Determine the count of lines holding "burned" and give that count alone.

─── Exercise data

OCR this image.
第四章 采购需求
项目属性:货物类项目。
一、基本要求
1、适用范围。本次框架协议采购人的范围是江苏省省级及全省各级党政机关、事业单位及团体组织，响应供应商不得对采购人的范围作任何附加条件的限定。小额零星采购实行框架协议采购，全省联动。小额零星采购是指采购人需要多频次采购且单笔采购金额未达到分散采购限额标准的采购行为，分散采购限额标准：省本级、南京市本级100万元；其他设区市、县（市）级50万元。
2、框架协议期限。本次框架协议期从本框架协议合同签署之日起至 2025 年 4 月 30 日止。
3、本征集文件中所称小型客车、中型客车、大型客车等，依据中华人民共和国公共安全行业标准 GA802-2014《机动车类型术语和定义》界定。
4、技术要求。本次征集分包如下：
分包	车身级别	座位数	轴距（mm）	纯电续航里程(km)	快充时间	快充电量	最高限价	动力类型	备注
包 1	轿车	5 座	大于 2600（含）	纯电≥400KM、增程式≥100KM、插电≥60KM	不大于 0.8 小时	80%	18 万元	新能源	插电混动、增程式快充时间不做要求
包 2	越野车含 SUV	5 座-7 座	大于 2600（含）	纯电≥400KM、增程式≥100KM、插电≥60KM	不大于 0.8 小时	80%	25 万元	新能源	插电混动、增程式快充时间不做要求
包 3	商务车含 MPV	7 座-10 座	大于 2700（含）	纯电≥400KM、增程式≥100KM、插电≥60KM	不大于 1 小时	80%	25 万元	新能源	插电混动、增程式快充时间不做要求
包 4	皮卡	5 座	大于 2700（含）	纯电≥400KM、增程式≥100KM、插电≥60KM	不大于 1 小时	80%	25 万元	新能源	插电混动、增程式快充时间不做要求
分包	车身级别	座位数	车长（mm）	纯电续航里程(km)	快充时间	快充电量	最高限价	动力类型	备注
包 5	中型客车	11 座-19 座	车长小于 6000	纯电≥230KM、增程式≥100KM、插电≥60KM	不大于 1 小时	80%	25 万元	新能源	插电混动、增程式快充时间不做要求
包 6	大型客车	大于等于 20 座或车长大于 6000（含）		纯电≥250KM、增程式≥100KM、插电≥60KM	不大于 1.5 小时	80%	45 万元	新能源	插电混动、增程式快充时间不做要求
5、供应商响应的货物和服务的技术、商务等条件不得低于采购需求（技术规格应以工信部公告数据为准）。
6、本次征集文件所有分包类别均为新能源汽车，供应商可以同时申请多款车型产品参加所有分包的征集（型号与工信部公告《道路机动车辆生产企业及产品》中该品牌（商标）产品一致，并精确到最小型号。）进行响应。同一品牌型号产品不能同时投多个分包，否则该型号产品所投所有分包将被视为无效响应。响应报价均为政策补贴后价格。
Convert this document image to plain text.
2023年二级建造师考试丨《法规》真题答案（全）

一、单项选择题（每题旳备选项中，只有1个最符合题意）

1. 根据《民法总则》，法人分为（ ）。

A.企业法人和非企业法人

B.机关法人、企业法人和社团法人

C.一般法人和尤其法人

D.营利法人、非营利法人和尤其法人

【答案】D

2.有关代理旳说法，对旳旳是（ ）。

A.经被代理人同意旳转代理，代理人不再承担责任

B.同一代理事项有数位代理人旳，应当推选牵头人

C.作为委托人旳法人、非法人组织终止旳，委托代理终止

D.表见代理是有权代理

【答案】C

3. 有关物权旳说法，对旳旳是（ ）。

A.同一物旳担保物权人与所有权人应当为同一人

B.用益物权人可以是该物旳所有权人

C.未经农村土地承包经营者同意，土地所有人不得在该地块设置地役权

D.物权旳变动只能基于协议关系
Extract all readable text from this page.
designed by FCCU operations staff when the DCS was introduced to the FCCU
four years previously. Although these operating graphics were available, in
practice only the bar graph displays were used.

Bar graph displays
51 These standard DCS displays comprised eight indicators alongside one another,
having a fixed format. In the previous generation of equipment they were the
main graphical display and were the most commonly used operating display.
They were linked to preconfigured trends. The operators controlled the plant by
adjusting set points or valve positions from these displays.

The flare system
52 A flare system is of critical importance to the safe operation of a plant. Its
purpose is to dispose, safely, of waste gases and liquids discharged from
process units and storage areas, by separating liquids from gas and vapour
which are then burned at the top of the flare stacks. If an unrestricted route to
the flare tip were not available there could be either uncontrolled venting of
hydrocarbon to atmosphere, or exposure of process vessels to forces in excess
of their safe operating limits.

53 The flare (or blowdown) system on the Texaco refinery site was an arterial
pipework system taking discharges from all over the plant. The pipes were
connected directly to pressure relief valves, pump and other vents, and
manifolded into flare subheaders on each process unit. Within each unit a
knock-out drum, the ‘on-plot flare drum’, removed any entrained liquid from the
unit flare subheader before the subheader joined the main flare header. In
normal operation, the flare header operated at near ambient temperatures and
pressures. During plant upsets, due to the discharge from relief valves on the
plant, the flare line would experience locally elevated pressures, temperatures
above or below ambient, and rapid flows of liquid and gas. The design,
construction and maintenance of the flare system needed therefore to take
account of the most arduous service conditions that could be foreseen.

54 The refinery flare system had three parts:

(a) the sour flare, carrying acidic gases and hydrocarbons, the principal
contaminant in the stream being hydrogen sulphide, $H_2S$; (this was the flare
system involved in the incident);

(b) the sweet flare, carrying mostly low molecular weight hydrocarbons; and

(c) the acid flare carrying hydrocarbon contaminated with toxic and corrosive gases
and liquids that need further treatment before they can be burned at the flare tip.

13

──────

Completed exercise – 2